━━ DATA SHOWN
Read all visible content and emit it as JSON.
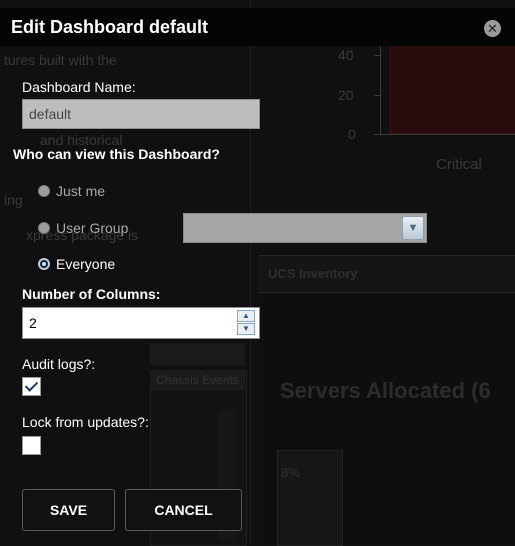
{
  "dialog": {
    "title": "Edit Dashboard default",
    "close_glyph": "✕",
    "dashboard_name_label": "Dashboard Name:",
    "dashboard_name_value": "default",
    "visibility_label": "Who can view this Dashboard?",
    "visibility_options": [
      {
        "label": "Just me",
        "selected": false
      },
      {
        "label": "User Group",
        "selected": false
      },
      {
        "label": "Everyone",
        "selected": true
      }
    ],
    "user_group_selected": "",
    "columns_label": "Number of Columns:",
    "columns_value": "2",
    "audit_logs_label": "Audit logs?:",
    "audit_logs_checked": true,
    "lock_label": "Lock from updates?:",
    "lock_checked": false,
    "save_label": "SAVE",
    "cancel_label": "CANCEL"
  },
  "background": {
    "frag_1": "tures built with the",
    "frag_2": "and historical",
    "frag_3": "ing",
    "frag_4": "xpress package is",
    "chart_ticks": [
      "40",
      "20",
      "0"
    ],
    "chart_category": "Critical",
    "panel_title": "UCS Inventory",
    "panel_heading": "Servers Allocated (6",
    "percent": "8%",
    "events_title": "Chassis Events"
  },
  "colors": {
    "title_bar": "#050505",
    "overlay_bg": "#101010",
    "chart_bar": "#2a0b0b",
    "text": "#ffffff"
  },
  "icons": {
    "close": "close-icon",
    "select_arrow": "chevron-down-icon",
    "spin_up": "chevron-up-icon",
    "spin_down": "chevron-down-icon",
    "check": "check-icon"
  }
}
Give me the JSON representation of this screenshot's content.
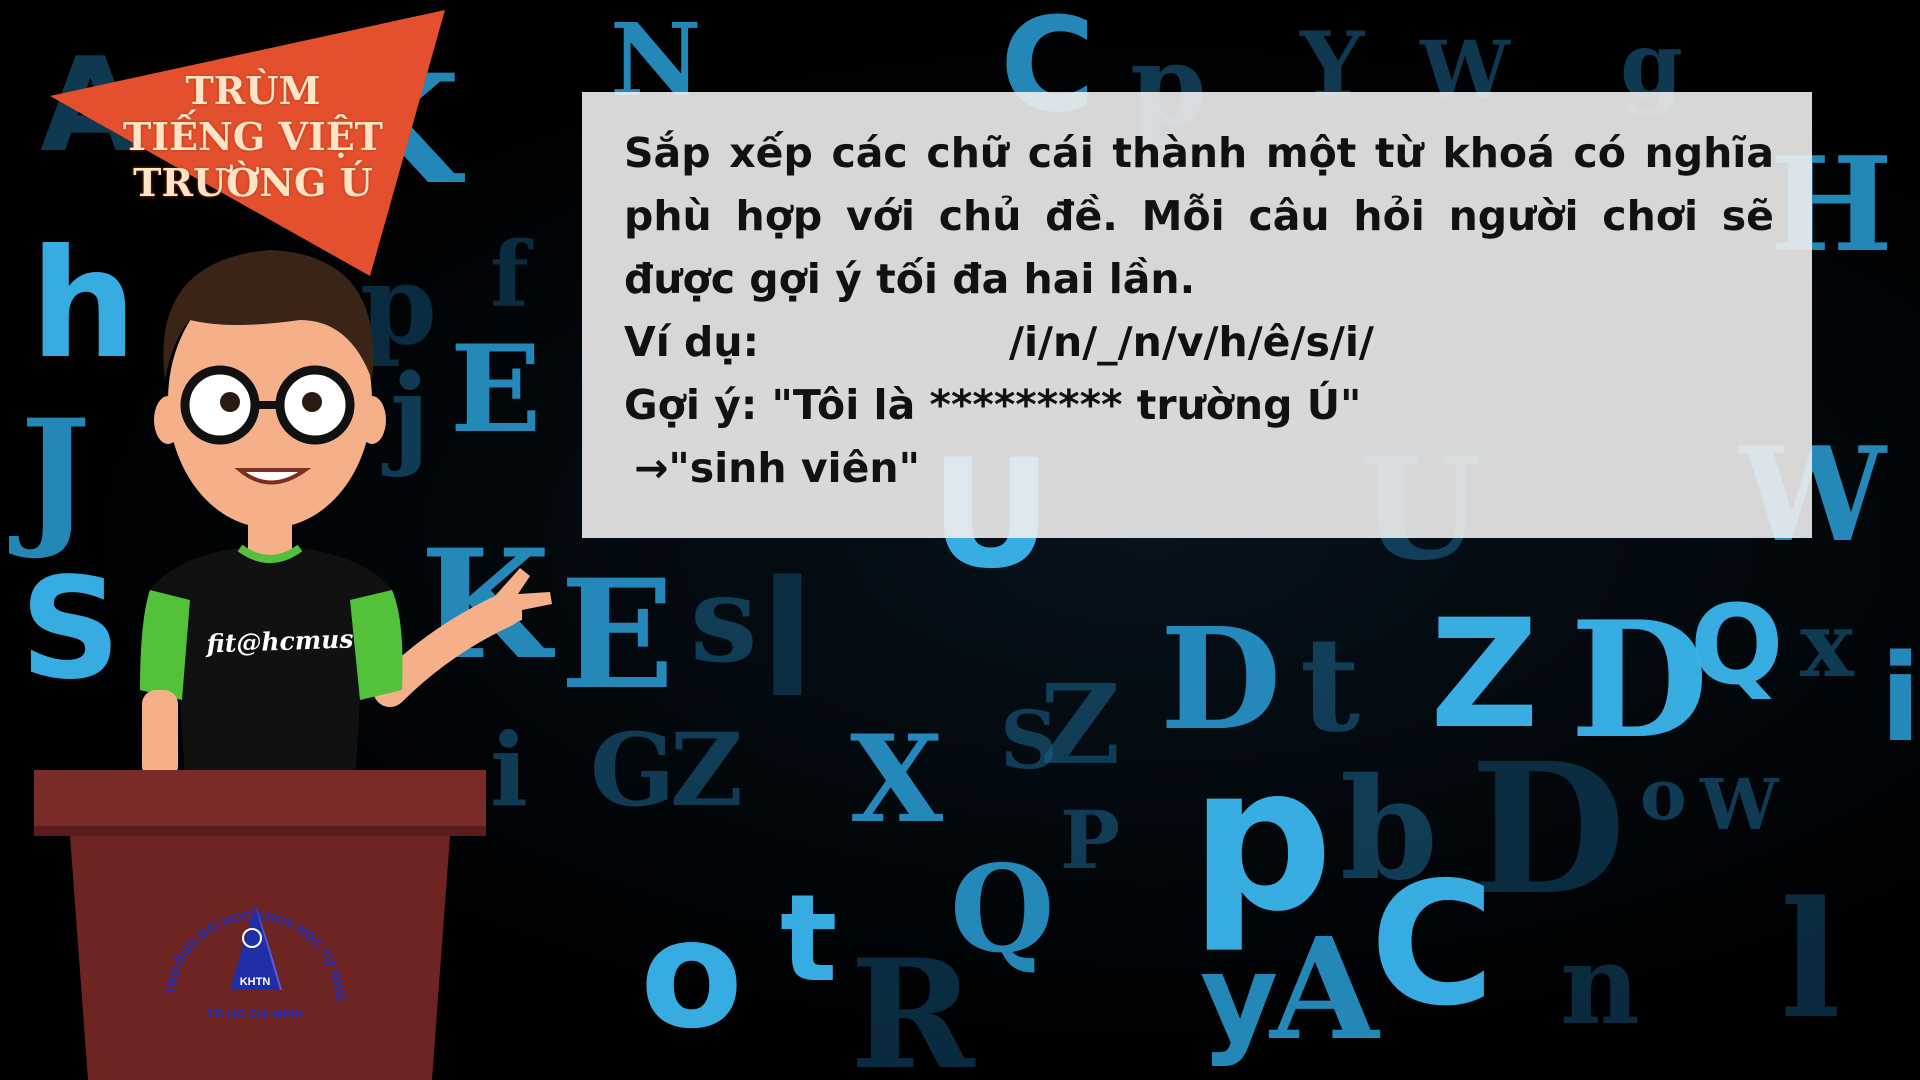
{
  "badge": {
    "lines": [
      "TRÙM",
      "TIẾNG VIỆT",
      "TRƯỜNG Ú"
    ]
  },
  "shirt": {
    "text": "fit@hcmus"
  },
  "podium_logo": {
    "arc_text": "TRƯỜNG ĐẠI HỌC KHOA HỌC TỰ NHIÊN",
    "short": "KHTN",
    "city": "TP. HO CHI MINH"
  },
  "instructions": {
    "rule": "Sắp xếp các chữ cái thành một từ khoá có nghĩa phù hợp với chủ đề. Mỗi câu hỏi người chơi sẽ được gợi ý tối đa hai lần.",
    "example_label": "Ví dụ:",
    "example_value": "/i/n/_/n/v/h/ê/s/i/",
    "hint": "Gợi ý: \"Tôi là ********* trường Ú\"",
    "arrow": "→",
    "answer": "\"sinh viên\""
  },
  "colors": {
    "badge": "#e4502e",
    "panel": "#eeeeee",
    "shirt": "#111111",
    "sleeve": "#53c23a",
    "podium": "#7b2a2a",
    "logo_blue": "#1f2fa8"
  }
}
━━━━
Are you able to set down all the lines above exactly, without any pictures?

TASK RESPONSE:
Read all visible content and emit it as JSON.
{
  "dialog": {
    "title": "Edit Dashboard default",
    "close_glyph": "✕",
    "dashboard_name_label": "Dashboard Name:",
    "dashboard_name_value": "default",
    "visibility_label": "Who can view this Dashboard?",
    "visibility_options": [
      {
        "label": "Just me",
        "selected": false
      },
      {
        "label": "User Group",
        "selected": false
      },
      {
        "label": "Everyone",
        "selected": true
      }
    ],
    "user_group_selected": "",
    "columns_label": "Number of Columns:",
    "columns_value": "2",
    "audit_logs_label": "Audit logs?:",
    "audit_logs_checked": true,
    "lock_label": "Lock from updates?:",
    "lock_checked": false,
    "save_label": "SAVE",
    "cancel_label": "CANCEL"
  },
  "background": {
    "frag_1": "tures built with the",
    "frag_2": "and historical",
    "frag_3": "ing",
    "frag_4": "xpress package is",
    "chart_ticks": [
      "40",
      "20",
      "0"
    ],
    "chart_category": "Critical",
    "panel_title": "UCS Inventory",
    "panel_heading": "Servers Allocated (6",
    "percent": "8%",
    "events_title": "Chassis Events"
  },
  "colors": {
    "title_bar": "#050505",
    "overlay_bg": "#101010",
    "chart_bar": "#2a0b0b",
    "text": "#ffffff"
  },
  "icons": {
    "close": "close-icon",
    "select_arrow": "chevron-down-icon",
    "spin_up": "chevron-up-icon",
    "spin_down": "chevron-down-icon",
    "check": "check-icon"
  }
}
Give me the JSON representation of this screenshot's content.
{
  "badge": {
    "lines": [
      "TRÙM",
      "TIẾNG VIỆT",
      "TRƯỜNG Ú"
    ]
  },
  "shirt": {
    "text": "fit@hcmus"
  },
  "podium_logo": {
    "arc_text": "TRƯỜNG ĐẠI HỌC KHOA HỌC TỰ NHIÊN",
    "short": "KHTN",
    "city": "TP. HO CHI MINH"
  },
  "instructions": {
    "rule": "Sắp xếp các chữ cái thành một từ khoá có nghĩa phù hợp với chủ đề. Mỗi câu hỏi người chơi sẽ được gợi ý tối đa hai lần.",
    "example_label": "Ví dụ:",
    "example_value": "/i/n/_/n/v/h/ê/s/i/",
    "hint": "Gợi ý: \"Tôi là ********* trường Ú\"",
    "arrow": "→",
    "answer": "\"sinh viên\""
  },
  "colors": {
    "badge": "#e4502e",
    "panel": "#eeeeee",
    "shirt": "#111111",
    "sleeve": "#53c23a",
    "podium": "#7b2a2a",
    "logo_blue": "#1f2fa8"
  }
}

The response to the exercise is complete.